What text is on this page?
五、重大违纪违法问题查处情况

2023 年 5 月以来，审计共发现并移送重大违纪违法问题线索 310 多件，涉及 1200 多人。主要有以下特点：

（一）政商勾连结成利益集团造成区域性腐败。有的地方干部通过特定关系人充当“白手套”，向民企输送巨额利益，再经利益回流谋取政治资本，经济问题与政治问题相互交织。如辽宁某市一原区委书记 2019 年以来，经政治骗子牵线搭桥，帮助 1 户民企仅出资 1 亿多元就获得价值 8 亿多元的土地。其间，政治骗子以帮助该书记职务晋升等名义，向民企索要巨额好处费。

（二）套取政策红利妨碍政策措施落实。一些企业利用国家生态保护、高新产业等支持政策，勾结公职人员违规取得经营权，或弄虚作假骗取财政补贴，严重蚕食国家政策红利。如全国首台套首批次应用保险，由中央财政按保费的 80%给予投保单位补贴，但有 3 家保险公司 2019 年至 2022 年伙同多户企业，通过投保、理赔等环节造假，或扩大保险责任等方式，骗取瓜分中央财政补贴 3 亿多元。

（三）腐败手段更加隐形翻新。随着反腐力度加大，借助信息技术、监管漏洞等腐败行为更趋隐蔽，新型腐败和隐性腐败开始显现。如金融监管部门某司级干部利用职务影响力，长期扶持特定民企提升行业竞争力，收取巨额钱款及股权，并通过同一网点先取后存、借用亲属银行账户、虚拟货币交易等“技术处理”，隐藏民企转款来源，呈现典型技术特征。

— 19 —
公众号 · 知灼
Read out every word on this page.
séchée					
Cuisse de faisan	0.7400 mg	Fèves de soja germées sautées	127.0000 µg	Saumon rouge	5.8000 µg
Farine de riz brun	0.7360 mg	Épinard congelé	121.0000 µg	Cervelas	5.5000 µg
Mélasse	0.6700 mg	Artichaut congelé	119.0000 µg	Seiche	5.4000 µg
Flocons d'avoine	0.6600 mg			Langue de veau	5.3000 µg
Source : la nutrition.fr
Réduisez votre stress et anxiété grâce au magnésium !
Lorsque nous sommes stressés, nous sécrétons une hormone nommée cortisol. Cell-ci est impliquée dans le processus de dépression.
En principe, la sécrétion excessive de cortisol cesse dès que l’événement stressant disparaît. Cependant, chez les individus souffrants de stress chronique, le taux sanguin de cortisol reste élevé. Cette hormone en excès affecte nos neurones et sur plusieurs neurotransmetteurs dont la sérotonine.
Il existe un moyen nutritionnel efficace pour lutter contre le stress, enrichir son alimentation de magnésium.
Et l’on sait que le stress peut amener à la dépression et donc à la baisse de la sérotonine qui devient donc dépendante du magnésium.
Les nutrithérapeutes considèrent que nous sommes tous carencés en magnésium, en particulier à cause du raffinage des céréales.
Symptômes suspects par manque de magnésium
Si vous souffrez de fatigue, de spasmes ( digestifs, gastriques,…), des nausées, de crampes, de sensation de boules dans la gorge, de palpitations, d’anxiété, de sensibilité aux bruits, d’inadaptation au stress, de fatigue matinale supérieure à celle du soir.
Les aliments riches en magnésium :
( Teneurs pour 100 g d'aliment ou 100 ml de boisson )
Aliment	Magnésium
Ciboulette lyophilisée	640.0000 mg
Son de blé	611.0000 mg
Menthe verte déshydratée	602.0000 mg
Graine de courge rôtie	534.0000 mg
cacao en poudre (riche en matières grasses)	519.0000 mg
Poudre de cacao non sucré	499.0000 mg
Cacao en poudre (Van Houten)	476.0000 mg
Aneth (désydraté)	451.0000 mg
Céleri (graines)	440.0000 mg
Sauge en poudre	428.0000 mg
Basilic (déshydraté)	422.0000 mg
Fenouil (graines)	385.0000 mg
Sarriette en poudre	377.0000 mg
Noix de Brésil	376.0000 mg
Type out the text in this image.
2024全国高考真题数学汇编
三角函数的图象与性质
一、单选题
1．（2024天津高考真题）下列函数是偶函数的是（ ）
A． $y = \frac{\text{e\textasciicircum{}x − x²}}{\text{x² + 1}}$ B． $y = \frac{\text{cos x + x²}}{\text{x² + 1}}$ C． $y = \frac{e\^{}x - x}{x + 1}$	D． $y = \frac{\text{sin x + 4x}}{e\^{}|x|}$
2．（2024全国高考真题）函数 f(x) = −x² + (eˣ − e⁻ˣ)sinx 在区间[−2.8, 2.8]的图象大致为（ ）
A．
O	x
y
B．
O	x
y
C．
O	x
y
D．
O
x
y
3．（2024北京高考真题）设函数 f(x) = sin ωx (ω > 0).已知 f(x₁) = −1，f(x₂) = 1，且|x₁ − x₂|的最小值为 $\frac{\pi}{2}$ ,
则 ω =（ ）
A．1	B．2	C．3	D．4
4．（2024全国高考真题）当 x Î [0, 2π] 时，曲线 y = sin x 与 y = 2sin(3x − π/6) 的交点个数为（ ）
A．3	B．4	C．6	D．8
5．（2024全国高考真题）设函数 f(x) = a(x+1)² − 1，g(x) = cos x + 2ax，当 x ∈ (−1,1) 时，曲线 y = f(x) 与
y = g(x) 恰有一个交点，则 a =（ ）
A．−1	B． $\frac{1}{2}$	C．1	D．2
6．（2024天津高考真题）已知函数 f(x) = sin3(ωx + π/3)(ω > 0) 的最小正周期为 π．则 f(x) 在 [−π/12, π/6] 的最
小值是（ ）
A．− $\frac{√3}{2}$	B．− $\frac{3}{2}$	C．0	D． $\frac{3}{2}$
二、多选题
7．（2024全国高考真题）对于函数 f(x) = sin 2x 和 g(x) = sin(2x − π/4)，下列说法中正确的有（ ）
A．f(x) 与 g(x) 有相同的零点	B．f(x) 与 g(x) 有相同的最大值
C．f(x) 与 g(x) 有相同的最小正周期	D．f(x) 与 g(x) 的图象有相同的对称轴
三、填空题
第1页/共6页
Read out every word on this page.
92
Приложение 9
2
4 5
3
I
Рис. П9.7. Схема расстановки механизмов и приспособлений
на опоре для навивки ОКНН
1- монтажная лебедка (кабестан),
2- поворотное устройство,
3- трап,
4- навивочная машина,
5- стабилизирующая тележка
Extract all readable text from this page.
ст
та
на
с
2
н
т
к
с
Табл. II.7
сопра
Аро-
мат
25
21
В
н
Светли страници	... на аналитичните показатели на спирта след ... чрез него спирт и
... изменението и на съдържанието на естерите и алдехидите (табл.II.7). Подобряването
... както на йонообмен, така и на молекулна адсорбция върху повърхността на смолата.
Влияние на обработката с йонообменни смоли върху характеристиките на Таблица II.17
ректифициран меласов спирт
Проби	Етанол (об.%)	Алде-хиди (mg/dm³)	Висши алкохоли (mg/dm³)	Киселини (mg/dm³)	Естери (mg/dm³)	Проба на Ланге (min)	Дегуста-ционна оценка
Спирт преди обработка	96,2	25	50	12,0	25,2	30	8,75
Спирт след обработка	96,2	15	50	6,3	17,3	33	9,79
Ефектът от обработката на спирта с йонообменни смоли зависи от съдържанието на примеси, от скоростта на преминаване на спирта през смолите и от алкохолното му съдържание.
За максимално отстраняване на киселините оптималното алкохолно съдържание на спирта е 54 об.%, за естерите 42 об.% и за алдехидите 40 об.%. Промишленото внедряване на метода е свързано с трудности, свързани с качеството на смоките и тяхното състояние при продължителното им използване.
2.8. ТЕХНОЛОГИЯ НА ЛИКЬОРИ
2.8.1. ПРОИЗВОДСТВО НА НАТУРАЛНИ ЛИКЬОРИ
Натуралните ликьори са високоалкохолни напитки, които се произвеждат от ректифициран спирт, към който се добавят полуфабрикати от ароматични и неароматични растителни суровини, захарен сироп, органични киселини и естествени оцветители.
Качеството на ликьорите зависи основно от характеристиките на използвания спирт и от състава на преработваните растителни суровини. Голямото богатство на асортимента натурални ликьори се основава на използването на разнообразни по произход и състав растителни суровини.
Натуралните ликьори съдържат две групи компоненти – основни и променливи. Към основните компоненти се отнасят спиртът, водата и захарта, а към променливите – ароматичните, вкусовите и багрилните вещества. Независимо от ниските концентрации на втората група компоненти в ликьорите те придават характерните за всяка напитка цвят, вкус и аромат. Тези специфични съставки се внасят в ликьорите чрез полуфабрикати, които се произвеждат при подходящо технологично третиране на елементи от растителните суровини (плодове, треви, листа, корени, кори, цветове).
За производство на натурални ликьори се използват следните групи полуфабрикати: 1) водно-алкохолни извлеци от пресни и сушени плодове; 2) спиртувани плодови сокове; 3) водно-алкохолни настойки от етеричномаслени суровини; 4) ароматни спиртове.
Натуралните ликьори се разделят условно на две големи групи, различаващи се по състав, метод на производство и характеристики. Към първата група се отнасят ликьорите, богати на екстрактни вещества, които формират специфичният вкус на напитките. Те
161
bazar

━━━━━━━━━━━━━━━━━━━━━━━━━━━━━━

WHAT THIS TASK INVOLVES:
How many lines of the listing above include the word "спирта"? State the number and nothing else.

COMPLETE RESPONSE:
3